Using the entries that follow, collect the lines where the word "изложить" appears.
* start MATERIAL TO PROCESS *
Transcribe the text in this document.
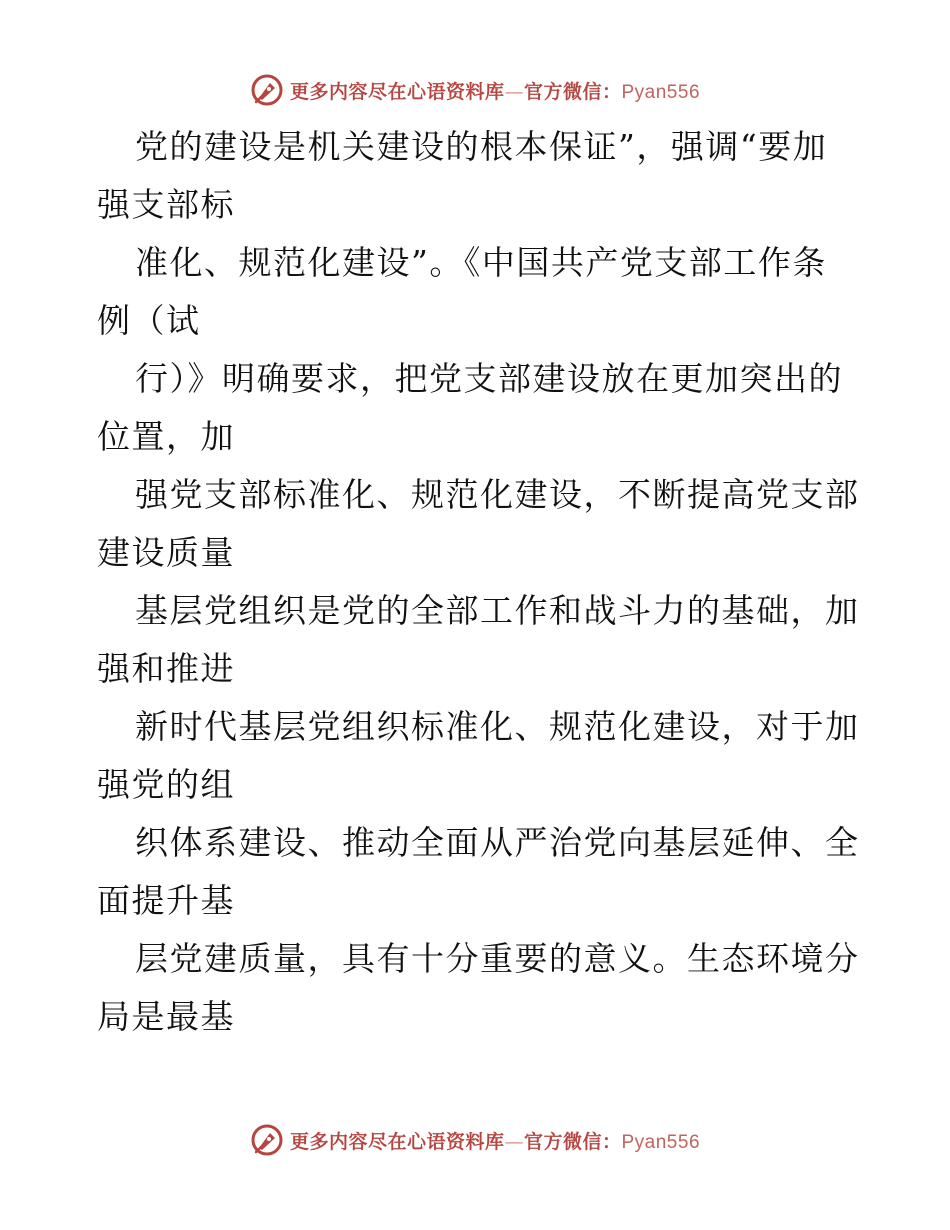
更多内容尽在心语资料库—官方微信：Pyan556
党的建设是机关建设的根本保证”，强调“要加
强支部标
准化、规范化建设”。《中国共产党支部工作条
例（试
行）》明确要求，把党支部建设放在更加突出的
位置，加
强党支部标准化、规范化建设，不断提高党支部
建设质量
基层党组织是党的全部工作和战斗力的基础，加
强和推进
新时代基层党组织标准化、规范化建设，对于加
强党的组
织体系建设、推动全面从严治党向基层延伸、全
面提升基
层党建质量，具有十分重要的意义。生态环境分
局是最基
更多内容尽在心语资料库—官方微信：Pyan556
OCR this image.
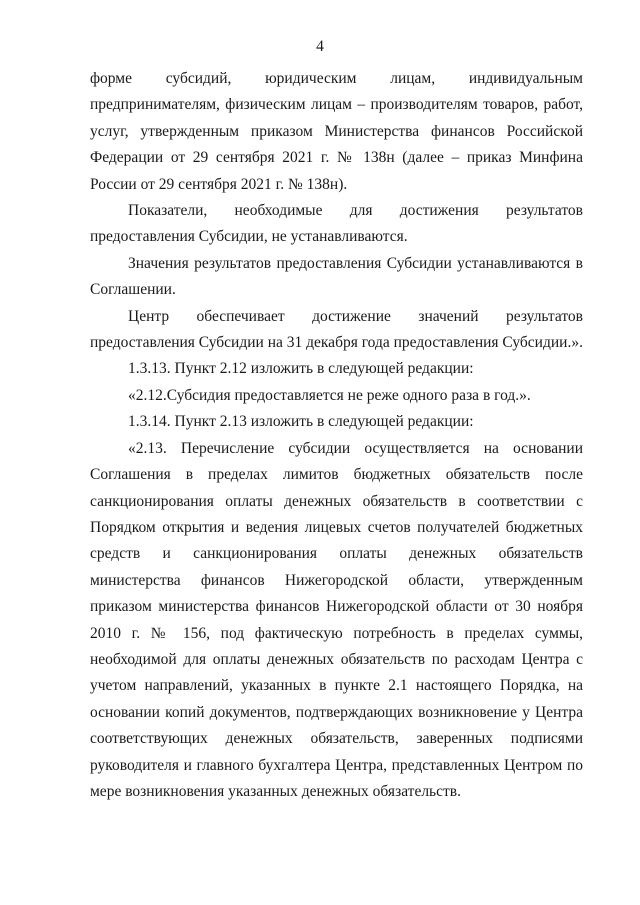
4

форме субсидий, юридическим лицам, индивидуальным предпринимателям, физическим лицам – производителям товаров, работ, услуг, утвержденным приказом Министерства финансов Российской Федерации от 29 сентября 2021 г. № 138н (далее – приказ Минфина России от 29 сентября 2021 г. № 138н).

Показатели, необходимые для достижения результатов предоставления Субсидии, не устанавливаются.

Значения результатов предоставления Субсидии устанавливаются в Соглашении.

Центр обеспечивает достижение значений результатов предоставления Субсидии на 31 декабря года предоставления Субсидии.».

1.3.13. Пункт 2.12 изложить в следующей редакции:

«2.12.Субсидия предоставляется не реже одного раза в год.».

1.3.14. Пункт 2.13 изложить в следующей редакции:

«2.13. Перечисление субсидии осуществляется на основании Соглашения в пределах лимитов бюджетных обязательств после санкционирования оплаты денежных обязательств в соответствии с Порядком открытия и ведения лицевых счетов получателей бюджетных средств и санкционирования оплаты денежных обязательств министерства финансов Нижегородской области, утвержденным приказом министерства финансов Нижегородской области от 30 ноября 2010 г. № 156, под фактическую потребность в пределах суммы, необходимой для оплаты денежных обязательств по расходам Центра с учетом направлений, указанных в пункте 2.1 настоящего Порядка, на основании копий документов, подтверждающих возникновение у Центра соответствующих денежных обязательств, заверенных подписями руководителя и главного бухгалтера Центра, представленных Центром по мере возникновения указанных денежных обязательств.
* end MATERIAL TO PROCESS *
* start MATERIAL TO PROCESS *
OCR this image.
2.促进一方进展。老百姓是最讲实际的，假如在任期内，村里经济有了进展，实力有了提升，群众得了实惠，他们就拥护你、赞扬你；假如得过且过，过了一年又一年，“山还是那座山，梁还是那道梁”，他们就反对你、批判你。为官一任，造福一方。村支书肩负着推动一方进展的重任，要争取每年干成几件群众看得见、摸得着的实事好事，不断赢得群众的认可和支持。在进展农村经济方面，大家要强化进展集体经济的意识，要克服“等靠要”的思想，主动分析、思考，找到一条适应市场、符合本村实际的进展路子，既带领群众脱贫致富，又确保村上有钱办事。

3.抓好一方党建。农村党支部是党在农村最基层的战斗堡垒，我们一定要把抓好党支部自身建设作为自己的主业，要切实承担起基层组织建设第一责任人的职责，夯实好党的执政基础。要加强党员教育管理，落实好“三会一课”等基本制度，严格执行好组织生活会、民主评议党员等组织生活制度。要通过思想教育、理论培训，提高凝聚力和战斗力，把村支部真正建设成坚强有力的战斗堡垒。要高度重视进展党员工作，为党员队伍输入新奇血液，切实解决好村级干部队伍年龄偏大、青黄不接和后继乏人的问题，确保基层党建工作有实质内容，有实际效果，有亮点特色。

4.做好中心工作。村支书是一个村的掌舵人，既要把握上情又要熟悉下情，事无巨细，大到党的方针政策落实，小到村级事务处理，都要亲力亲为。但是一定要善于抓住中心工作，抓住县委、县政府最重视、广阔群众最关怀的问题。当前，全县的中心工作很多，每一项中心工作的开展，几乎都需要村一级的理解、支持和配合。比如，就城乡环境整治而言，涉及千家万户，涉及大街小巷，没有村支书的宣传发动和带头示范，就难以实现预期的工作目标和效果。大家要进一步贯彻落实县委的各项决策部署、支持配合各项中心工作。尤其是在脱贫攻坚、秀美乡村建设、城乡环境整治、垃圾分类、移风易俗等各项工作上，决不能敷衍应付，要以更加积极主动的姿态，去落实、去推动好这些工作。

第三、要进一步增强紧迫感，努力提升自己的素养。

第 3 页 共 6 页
* end MATERIAL TO PROCESS *
[WRITTEN ANSWER]
1.3.13. Пункт 2.12 изложить в следующей редакции:
1.3.14. Пункт 2.13 изложить в следующей редакции:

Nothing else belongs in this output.